======== Information provided ========

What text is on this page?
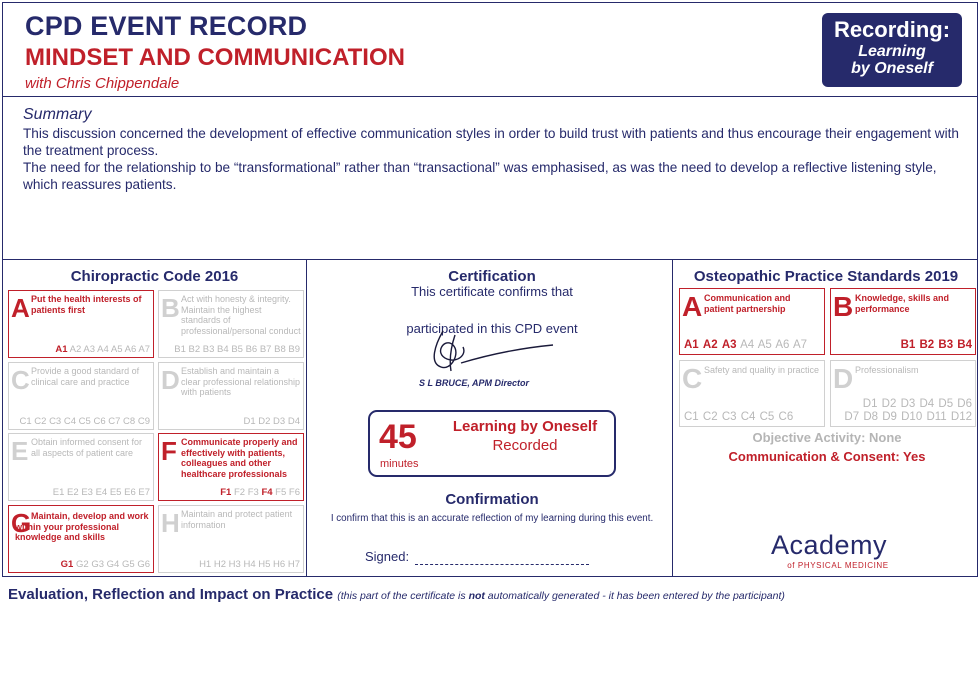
CPD EVENT RECORD
MINDSET AND COMMUNICATION
with Chris Chippendale
Recording:
Learning
by Oneself
Summary
This discussion concerned the development of effective communication styles in order to build trust with patients and thus encourage their engagement with the treatment process.
The need for the relationship to be “transformational” rather than “transactional” was emphasised, as was the need to develop a reflective listening style, which reassures patients.
Chiropractic Code 2016
A Put the health interests of patients first
A1 A2 A3 A4 A5 A6 A7
B Act with honesty & integrity. Maintain the highest standards of professional/personal conduct
B1 B2 B3 B4 B5 B6 B7 B8 B9
C Provide a good standard of clinical care and practice
C1 C2 C3 C4 C5 C6 C7 C8 C9
D Establish and maintain a clear professional relationship with patients
D1 D2 D3 D4
E Obtain informed consent for all aspects of patient care
E1 E2 E3 E4 E5 E6 E7
F Communicate properly and effectively with patients, colleagues and other healthcare professionals
F1 F2 F3 F4 F5 F6
G Maintain, develop and work within your professional knowledge and skills
G1 G2 G3 G4 G5 G6
H Maintain and protect patient information
H1 H2 H3 H4 H5 H6 H7
Certification
This certificate confirms that
participated in this CPD event
S L BRUCE, APM Director
45
minutes
Learning by Oneself
Recorded
Confirmation
I confirm that this is an accurate reflection of my learning during this event.
Signed:
Osteopathic Practice Standards 2019
A Communication and patient partnership
A1 A2 A3 A4 A5 A6 A7
B Knowledge, skills and performance
B1 B2 B3 B4
C Safety and quality in practice
C1 C2 C3 C4 C5 C6
D Professionalism
D1 D2 D3 D4 D5 D6
D7 D8 D9 D10 D11 D12
Objective Activity: None
Communication & Consent: Yes
Academy
of PHYSICAL MEDICINE
Evaluation, Reflection and Impact on Practice (this part of the certificate is not automatically generated - it has been entered by the participant)
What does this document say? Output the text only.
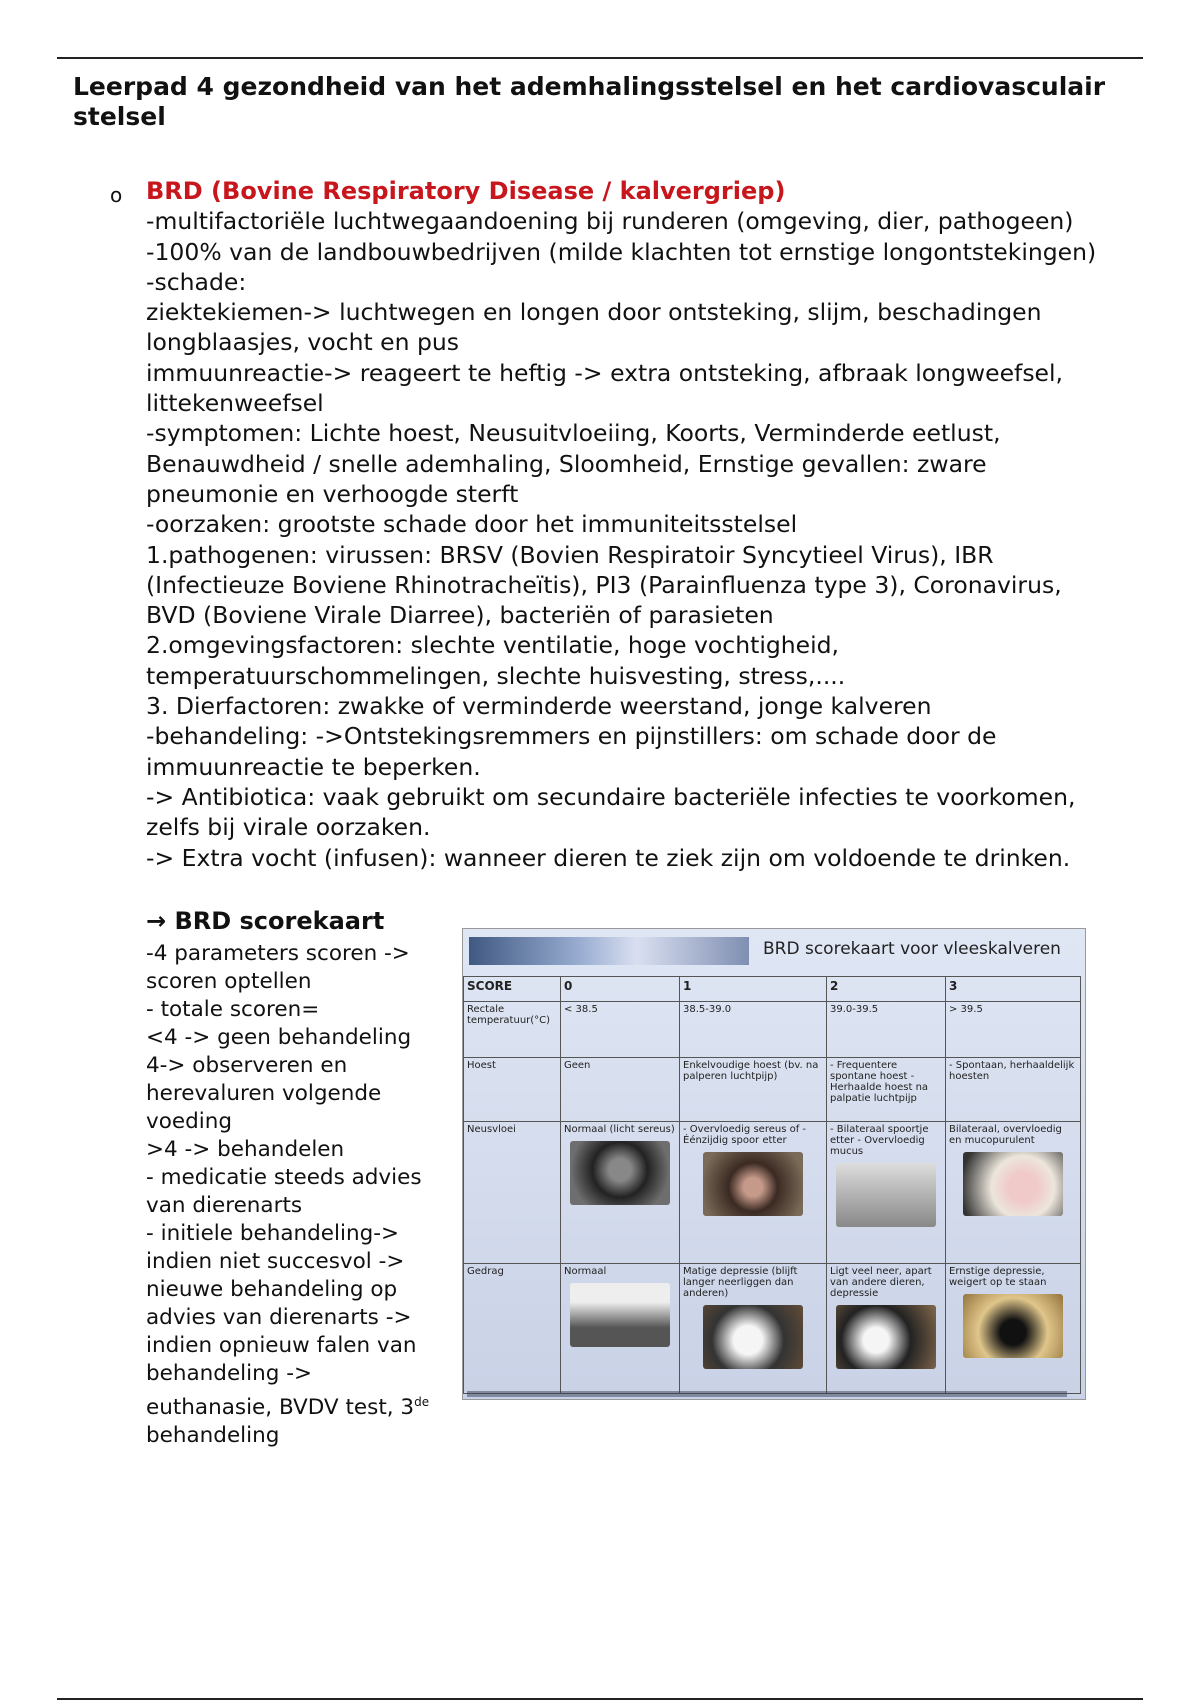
Leerpad 4 gezondheid van het ademhalingsstelsel en het cardiovasculair stelsel
o BRD (Bovine Respiratory Disease / kalvergriep)
-multifactoriële luchtwegaandoening bij runderen (omgeving, dier, pathogeen)
-100% van de landbouwbedrijven (milde klachten tot ernstige longontstekingen)
-schade:
ziektekiemen-> luchtwegen en longen door ontsteking, slijm, beschadingen
longblaasjes, vocht en pus
immuunreactie-> reageert te heftig -> extra ontsteking, afbraak longweefsel,
littekenweefsel
-symptomen: Lichte hoest, Neusuitvloeiing, Koorts, Verminderde eetlust,
Benauwdheid / snelle ademhaling, Sloomheid, Ernstige gevallen: zware
pneumonie en verhoogde sterft
-oorzaken: grootste schade door het immuniteitsstelsel
1.pathogenen: virussen: BRSV (Bovien Respiratoir Syncytieel Virus), IBR
(Infectieuze Boviene Rhinotracheïtis), PI3 (Parainfluenza type 3), Coronavirus,
BVD (Boviene Virale Diarree), bacteriën of parasieten
2.omgevingsfactoren: slechte ventilatie, hoge vochtigheid,
temperatuurschommelingen, slechte huisvesting, stress,....
3. Dierfactoren: zwakke of verminderde weerstand, jonge kalveren
-behandeling: ->Ontstekingsremmers en pijnstillers: om schade door de
immuunreactie te beperken.
-> Antibiotica: vaak gebruikt om secundaire bacteriële infecties te voorkomen,
zelfs bij virale oorzaken.
-> Extra vocht (infusen): wanneer dieren te ziek zijn om voldoende te drinken.
→ BRD scorekaart
-4 parameters scoren ->
scoren optellen
- totale scoren=
<4 -> geen behandeling
4-> observeren en
herevaluren volgende
voeding
>4 -> behandelen
- medicatie steeds advies
van dierenarts
- initiele behandeling->
indien niet succesvol ->
nieuwe behandeling op
advies van dierenarts ->
indien opnieuw falen van
behandeling ->
euthanasie, BVDV test, 3de
behandeling
BRD scorekaart voor vleeskalveren
SCORE	0	1	2	3
Rectale temperatuur(°C)	< 38.5	38.5-39.0	39.0-39.5	> 39.5
Hoest	Geen	Enkelvoudige hoest (bv. na palperen luchtpijp)	- Frequentere spontane hoest - Herhaalde hoest na palpatie luchtpijp	- Spontaan, herhaaldelijk hoesten
Neusvloei	Normaal (licht sereus)	- Overvloedig sereus of - Éénzijdig spoor etter	- Bilateraal spoortje etter - Overvloedig mucus	Bilateraal, overvloedig en mucopurulent

Gedrag	Normaal	Matige depressie (blijft langer neerliggen dan anderen)	Ligt veel neer, apart van andere dieren, depressie	Ernstige depressie, weigert op te staan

========

**Exercise details:** The lines to return are those in the entries above that hold "slechte".

**Completed exercise:**
2.omgevingsfactoren: slechte ventilatie, hoge vochtigheid,
temperatuurschommelingen, slechte huisvesting, stress,....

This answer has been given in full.